WORK TO BE COMPLETED> Reproduce the lines verbatim, starting at the line that contains "tab-member-card-manage[interactable]: 会员卡管理: [99, 68, 185, 88]" and ending at the line that contains "bullet-icon: [21, 451, 26, 456]", with both of those lines included.

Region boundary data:

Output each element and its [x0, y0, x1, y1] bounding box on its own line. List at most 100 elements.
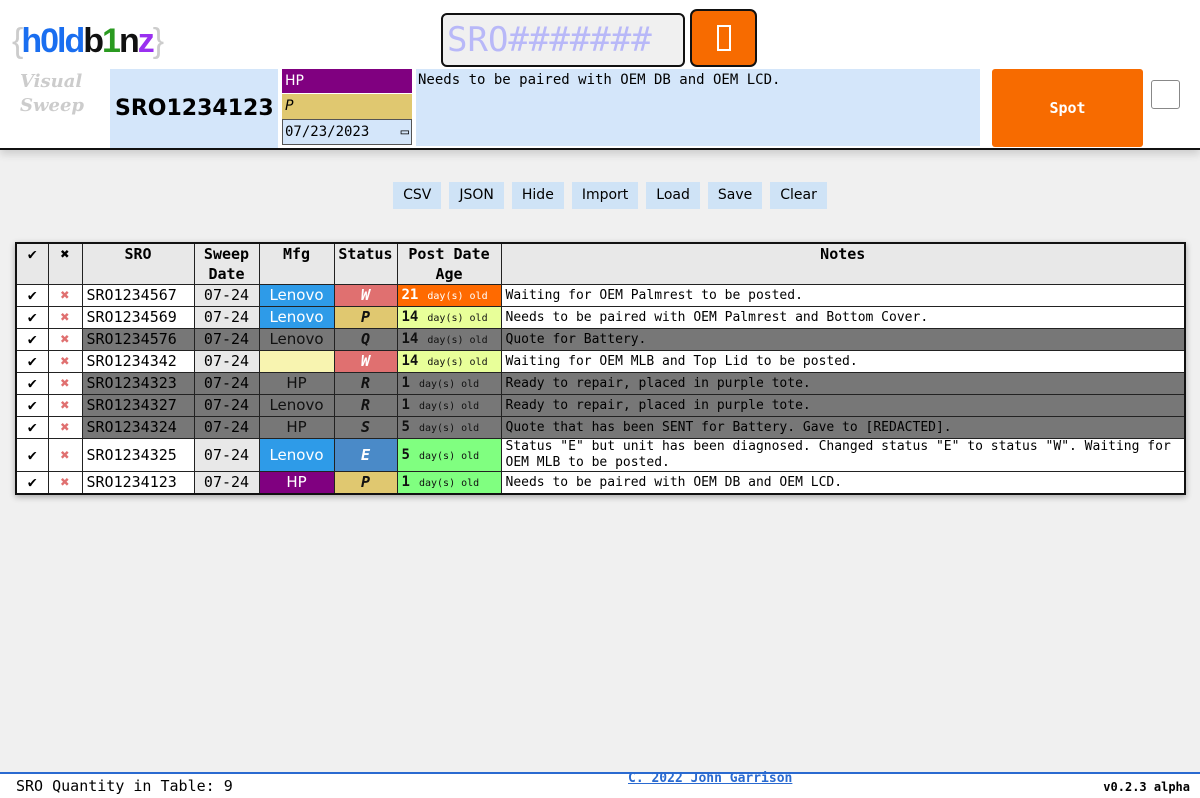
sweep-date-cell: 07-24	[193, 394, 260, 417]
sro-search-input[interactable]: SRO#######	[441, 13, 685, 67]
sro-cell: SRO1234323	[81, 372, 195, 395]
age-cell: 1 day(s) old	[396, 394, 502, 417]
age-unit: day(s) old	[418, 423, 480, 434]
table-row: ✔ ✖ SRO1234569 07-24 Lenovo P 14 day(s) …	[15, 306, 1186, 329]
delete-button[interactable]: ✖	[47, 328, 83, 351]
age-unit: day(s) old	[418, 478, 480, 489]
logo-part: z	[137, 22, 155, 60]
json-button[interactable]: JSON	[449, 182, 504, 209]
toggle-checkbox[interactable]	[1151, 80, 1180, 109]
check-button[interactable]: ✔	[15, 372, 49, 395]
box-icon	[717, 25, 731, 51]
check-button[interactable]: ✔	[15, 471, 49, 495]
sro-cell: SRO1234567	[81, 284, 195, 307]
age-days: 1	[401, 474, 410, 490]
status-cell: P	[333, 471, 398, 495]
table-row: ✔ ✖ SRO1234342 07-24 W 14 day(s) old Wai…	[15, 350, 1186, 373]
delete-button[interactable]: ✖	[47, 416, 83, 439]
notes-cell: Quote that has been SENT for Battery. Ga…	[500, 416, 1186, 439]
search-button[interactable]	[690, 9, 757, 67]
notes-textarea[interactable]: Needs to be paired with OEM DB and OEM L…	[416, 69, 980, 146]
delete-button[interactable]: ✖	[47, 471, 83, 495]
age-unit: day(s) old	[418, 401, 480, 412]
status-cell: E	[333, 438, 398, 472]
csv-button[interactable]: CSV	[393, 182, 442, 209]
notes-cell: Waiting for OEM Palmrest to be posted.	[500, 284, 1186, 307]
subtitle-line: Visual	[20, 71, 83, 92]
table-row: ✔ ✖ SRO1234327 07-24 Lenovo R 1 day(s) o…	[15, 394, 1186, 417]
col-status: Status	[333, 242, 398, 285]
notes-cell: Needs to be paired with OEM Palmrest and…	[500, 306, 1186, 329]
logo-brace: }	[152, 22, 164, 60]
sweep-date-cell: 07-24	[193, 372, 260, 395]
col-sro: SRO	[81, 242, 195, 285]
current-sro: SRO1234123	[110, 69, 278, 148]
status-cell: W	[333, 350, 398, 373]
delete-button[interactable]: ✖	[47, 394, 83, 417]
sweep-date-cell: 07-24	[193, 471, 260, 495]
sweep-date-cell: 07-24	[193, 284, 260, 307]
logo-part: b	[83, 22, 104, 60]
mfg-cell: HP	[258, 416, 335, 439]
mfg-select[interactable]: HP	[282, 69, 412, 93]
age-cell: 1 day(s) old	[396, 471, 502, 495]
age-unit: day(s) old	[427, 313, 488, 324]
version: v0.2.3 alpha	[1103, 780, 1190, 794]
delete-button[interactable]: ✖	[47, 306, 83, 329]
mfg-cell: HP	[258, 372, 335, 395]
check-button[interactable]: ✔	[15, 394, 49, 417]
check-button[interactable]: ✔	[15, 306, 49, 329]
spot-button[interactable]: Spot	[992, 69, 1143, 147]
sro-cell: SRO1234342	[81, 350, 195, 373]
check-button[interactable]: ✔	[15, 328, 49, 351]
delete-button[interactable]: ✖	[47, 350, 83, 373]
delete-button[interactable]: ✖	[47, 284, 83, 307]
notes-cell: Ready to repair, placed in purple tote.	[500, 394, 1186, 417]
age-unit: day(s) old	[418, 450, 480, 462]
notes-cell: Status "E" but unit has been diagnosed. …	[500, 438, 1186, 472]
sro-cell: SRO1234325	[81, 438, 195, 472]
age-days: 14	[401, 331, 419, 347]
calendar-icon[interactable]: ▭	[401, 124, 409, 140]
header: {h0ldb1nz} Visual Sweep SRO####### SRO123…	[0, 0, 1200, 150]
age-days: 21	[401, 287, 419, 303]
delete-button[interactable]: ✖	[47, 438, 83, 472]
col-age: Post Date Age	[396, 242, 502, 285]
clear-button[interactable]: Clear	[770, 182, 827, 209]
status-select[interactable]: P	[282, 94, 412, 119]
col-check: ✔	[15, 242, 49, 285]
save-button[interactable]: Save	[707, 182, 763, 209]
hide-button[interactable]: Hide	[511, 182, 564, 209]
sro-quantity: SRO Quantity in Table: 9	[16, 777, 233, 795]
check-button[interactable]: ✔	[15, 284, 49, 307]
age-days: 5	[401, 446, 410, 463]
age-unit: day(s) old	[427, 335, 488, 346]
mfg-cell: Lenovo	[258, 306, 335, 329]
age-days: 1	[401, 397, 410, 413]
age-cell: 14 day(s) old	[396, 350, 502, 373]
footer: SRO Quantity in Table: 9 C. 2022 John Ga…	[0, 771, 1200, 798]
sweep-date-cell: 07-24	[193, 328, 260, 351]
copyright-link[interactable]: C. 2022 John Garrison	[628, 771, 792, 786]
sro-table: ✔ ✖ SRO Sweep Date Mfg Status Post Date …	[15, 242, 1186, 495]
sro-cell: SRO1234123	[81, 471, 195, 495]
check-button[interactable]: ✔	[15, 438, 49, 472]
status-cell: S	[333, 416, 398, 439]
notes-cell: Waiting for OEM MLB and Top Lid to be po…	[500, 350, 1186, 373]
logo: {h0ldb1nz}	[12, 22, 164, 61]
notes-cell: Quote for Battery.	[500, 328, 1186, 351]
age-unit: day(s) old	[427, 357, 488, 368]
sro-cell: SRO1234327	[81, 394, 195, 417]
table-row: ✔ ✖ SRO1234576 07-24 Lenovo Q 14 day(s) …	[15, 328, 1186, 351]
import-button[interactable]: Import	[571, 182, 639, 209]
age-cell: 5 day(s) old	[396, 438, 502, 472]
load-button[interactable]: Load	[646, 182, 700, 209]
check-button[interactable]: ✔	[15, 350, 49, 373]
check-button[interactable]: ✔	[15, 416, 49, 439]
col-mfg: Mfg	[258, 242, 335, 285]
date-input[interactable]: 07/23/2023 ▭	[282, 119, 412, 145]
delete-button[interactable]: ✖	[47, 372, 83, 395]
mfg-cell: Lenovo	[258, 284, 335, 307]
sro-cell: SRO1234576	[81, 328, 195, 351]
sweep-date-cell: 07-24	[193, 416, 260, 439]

---

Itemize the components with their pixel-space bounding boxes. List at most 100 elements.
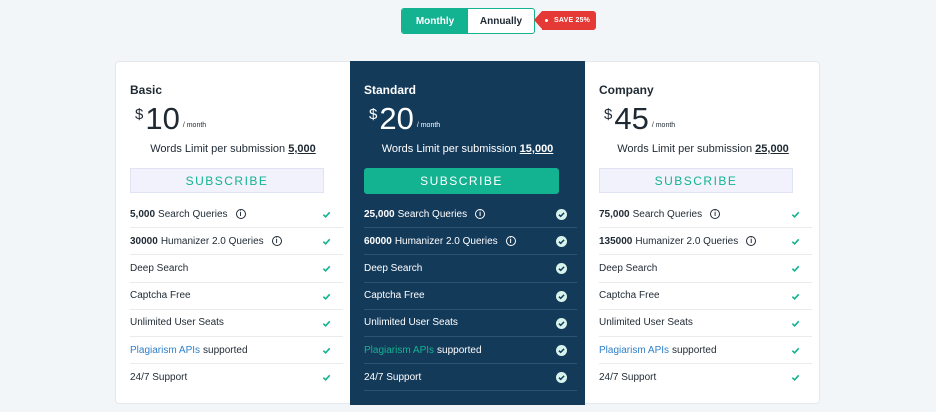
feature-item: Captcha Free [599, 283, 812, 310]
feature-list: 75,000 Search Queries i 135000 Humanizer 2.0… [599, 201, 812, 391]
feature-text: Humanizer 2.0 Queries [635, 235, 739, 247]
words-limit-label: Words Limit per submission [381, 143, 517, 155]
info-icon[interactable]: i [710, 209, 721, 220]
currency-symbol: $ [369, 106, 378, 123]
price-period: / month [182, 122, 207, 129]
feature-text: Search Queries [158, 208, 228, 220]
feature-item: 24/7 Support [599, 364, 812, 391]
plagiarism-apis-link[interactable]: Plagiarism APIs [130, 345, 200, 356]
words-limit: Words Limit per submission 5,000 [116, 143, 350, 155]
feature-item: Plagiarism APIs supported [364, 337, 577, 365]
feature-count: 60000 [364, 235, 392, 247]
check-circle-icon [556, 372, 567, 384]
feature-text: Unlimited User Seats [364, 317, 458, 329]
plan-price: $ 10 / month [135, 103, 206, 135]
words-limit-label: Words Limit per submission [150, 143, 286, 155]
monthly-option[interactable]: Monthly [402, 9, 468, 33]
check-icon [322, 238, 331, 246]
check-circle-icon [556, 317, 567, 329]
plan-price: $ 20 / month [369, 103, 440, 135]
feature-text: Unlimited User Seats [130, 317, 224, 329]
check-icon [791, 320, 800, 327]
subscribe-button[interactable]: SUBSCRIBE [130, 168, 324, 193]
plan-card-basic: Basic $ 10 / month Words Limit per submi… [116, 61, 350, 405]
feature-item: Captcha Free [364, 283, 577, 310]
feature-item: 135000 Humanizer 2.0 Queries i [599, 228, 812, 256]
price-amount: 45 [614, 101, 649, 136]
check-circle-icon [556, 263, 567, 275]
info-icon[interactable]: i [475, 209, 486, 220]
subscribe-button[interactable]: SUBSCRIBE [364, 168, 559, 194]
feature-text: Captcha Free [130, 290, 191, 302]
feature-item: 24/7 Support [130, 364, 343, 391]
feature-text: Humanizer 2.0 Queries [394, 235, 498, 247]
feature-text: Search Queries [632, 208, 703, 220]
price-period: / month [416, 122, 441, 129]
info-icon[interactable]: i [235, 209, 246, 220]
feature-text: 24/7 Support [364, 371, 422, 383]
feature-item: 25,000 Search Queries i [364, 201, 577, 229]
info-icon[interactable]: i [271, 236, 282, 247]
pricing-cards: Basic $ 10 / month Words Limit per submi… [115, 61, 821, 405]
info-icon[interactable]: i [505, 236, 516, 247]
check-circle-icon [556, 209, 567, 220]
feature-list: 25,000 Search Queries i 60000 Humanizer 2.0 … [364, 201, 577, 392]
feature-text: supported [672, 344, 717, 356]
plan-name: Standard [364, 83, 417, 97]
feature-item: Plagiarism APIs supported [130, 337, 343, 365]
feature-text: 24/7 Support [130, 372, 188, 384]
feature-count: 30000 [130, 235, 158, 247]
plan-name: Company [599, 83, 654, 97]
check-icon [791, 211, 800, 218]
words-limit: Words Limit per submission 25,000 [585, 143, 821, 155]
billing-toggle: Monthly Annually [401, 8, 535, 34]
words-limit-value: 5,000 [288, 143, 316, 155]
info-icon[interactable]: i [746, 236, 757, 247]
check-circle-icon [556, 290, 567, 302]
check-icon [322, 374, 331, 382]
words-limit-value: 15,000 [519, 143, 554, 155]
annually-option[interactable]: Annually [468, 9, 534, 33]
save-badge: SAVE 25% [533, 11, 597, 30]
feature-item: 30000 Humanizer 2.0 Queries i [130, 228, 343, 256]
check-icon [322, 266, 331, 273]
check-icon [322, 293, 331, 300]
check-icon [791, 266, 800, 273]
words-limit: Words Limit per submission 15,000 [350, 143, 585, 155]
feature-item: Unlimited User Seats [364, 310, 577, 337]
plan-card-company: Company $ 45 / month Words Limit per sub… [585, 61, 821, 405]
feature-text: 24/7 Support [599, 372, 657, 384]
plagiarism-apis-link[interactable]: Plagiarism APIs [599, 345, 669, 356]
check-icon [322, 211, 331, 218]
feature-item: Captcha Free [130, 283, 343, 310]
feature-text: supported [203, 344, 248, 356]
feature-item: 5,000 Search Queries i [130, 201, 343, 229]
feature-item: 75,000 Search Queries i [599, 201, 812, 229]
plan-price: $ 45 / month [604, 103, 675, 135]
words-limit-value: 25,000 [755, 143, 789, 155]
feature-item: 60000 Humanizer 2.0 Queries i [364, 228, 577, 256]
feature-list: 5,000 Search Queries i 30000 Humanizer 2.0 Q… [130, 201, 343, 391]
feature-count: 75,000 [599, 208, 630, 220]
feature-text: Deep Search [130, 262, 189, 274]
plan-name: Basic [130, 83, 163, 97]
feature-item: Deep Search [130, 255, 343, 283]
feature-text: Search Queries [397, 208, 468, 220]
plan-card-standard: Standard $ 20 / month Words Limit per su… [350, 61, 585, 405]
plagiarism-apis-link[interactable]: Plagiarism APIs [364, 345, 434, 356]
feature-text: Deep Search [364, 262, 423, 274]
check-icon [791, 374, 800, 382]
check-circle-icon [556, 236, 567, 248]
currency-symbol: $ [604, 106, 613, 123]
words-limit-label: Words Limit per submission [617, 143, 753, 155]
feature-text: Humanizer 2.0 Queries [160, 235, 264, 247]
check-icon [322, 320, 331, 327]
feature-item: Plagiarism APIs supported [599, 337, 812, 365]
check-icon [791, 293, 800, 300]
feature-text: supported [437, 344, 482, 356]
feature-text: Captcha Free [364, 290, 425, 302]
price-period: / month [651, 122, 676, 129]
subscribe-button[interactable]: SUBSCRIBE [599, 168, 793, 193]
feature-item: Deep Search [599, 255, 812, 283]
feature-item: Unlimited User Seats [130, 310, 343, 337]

==

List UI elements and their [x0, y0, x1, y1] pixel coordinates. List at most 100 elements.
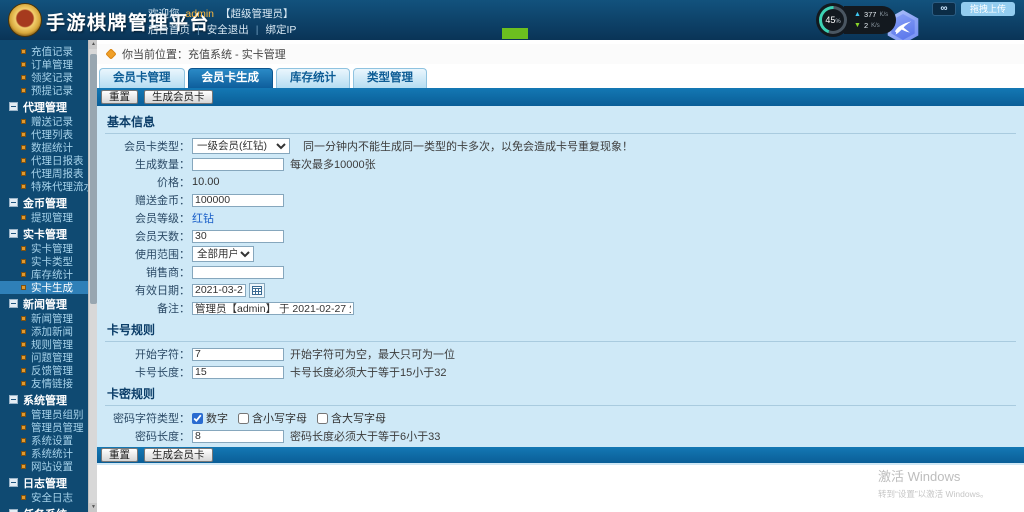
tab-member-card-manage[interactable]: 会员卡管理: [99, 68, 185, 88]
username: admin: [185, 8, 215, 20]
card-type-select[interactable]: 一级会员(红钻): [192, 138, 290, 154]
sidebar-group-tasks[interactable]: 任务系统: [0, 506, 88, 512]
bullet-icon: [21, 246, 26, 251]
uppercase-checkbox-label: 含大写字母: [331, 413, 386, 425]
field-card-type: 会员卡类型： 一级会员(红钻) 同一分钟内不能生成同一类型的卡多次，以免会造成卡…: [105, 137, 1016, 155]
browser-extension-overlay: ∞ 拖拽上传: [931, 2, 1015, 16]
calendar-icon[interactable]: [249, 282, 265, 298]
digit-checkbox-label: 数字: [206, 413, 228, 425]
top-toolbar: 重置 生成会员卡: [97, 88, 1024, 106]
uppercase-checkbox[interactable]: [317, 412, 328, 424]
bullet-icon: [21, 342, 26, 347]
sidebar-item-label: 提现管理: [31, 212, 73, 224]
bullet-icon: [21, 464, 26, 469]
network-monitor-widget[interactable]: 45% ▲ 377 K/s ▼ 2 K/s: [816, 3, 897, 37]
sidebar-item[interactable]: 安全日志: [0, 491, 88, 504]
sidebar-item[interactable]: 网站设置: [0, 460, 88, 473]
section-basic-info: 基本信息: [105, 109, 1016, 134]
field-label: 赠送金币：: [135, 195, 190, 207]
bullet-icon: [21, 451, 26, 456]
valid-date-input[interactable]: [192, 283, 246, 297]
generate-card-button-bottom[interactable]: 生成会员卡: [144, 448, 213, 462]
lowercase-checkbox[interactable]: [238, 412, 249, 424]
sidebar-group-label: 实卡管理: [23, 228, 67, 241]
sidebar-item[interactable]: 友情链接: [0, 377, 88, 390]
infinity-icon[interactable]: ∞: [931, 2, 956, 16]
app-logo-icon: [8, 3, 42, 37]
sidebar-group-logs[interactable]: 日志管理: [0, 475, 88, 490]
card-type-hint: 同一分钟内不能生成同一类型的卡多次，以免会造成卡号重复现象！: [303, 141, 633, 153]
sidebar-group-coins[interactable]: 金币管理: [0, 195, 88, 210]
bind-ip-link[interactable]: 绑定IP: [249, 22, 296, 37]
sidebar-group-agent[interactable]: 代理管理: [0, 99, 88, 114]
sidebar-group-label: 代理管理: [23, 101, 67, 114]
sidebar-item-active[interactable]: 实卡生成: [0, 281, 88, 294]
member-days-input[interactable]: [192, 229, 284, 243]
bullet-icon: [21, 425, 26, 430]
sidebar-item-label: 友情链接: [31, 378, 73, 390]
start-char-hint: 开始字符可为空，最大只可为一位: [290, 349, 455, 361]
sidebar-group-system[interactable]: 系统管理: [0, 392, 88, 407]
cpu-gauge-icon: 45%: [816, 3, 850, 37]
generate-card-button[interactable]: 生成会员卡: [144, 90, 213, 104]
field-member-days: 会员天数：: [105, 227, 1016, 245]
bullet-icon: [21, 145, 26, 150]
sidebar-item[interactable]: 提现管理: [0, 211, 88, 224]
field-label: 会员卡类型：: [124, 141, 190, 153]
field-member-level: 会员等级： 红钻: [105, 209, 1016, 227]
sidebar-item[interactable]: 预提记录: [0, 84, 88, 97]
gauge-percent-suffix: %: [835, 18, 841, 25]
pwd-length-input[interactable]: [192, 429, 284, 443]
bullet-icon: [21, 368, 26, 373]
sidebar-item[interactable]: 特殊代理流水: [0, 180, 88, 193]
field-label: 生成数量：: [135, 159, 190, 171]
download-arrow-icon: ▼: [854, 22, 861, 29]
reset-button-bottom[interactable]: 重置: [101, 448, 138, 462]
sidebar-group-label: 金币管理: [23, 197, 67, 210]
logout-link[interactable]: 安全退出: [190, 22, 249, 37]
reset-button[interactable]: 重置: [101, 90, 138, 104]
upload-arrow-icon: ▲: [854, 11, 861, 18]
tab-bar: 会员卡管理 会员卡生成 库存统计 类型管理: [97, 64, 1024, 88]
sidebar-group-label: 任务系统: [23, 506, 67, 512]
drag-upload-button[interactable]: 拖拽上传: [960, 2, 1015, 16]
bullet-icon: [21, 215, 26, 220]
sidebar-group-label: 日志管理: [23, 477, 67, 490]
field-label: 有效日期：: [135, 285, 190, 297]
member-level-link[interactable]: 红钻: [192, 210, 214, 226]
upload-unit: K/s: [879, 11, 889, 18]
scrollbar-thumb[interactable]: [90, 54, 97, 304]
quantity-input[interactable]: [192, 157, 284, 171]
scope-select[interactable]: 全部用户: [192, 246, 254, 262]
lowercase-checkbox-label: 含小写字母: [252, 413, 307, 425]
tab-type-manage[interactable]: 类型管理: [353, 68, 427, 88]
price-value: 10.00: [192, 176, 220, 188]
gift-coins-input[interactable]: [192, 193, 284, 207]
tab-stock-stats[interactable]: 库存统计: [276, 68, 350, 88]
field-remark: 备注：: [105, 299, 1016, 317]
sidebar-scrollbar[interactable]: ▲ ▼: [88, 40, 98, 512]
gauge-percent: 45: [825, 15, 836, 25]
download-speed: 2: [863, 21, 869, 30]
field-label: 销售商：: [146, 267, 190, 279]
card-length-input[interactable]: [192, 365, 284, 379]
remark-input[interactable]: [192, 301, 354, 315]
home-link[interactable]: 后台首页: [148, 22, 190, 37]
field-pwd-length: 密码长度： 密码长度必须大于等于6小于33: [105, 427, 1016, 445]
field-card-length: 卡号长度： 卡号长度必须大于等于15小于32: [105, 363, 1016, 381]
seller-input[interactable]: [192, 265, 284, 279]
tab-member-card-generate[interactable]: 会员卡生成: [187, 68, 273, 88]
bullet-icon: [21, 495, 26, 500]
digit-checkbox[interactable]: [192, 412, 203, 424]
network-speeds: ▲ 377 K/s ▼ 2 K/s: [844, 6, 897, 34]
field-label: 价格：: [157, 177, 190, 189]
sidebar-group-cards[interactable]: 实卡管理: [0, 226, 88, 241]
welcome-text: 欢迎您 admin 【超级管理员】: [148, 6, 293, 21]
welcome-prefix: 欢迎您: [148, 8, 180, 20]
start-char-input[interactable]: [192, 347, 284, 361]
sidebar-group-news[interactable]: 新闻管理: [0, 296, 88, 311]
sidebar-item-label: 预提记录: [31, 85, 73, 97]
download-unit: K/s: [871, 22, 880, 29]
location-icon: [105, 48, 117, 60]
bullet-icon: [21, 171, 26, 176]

REPLY>
tab-member-card-manage[interactable]: 会员卡管理: [99, 68, 185, 88]
username: admin: [185, 8, 215, 20]
card-type-select[interactable]: 一级会员(红钻): [192, 138, 290, 154]
sidebar-group-tasks[interactable]: 任务系统: [0, 506, 88, 512]
bullet-icon: [21, 246, 26, 251]
uppercase-checkbox-label: 含大写字母: [331, 413, 386, 425]
field-card-type: 会员卡类型： 一级会员(红钻) 同一分钟内不能生成同一类型的卡多次，以免会造成卡…: [105, 137, 1016, 155]
browser-extension-overlay: ∞ 拖拽上传: [931, 2, 1015, 16]
calendar-icon[interactable]: [249, 282, 265, 298]
digit-checkbox-label: 数字: [206, 413, 228, 425]
top-toolbar: 重置 生成会员卡: [97, 88, 1024, 106]
uppercase-checkbox[interactable]: [317, 412, 328, 424]
bullet-icon: [21, 342, 26, 347]
sidebar-item-label: 提现管理: [31, 212, 73, 224]
bullet-icon: [21, 464, 26, 469]
network-monitor-widget[interactable]: 45% ▲ 377 K/s ▼ 2 K/s: [816, 3, 897, 37]
sidebar-item[interactable]: 安全日志: [0, 491, 88, 504]
sidebar-item[interactable]: 网站设置: [0, 460, 88, 473]
section-basic-info: 基本信息: [105, 109, 1016, 134]
field-label: 赠送金币：: [135, 195, 190, 207]
bullet-icon: [21, 451, 26, 456]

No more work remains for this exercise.